→ Exercise goal: Search the listing below for the string "this" and show each line that contains it.

→ Supplied information:
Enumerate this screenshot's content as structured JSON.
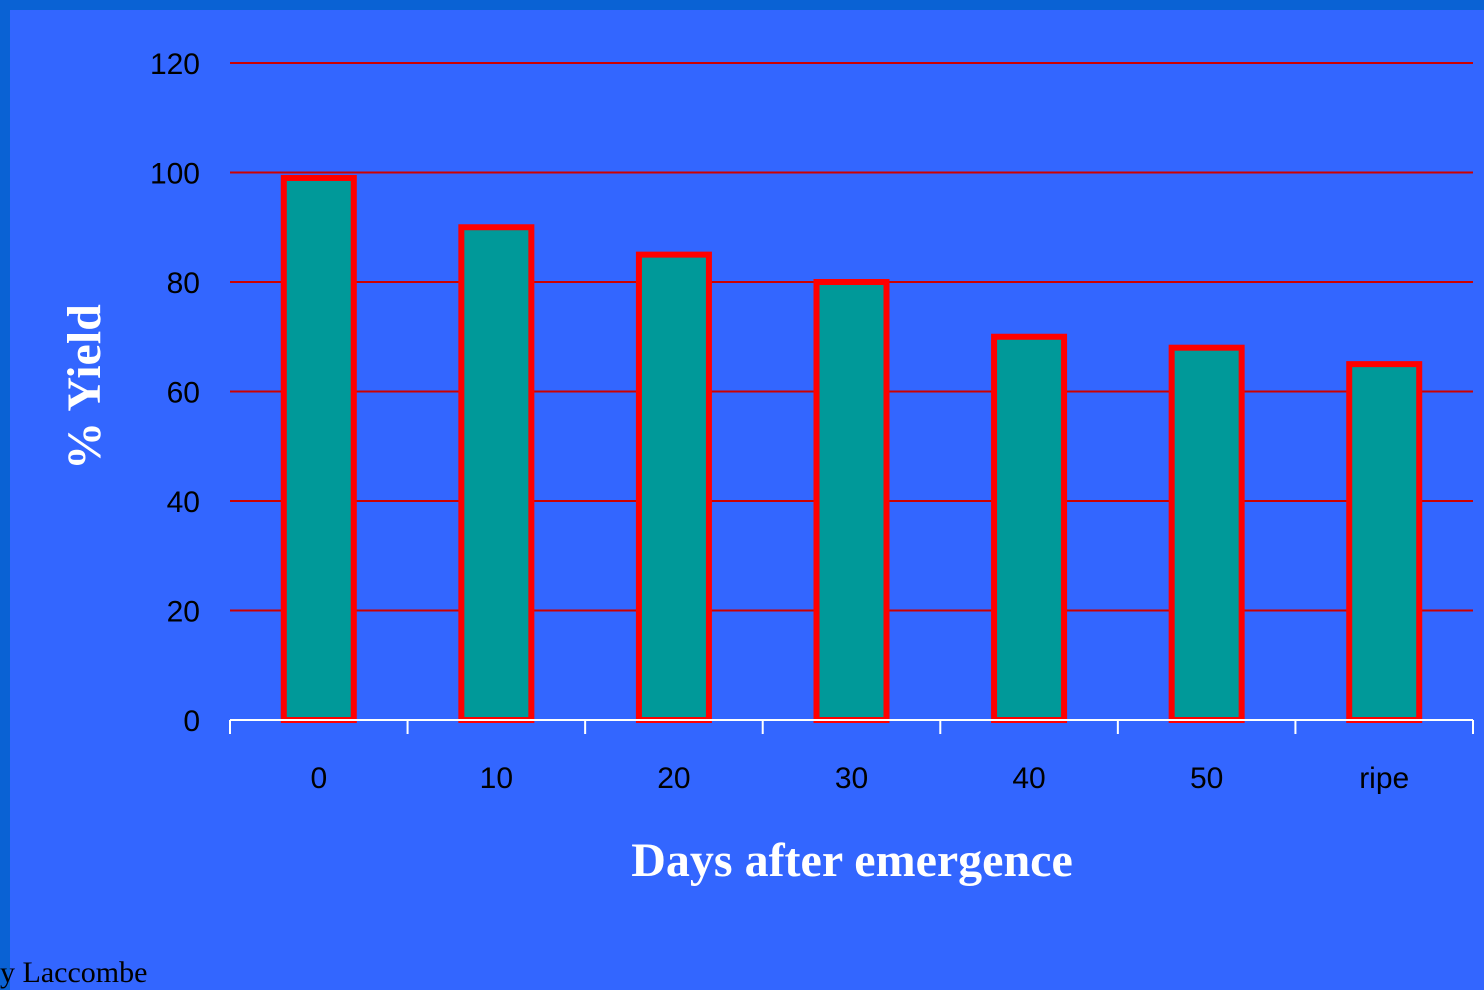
{
  "chart_data": {
    "type": "bar",
    "categories": [
      "0",
      "10",
      "20",
      "30",
      "40",
      "50",
      "ripe"
    ],
    "values": [
      99,
      90,
      85,
      80,
      70,
      68,
      65
    ],
    "xlabel": "Days after emergence",
    "ylabel": "% Yield",
    "ylim": [
      0,
      120
    ],
    "yticks": [
      "0",
      "20",
      "40",
      "60",
      "80",
      "100",
      "120"
    ],
    "grid": true,
    "legend": "none"
  },
  "colors": {
    "background": "#3366FF",
    "frame": "#0A62D4",
    "bar_fill": "#009999",
    "bar_edge": "#FF0000",
    "gridline": "#CC0000",
    "axis": "#FFFFFF",
    "title_text": "#FFFFFF",
    "tick_text": "#000000"
  },
  "footer": {
    "credit": "y Laccombe"
  }
}
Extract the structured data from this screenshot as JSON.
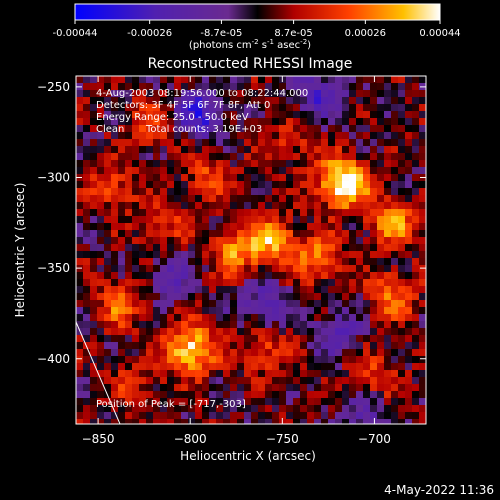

→ Full answer:
Enumerate this screenshot's content as structured JSON.
Extract the structured data from this screenshot as JSON.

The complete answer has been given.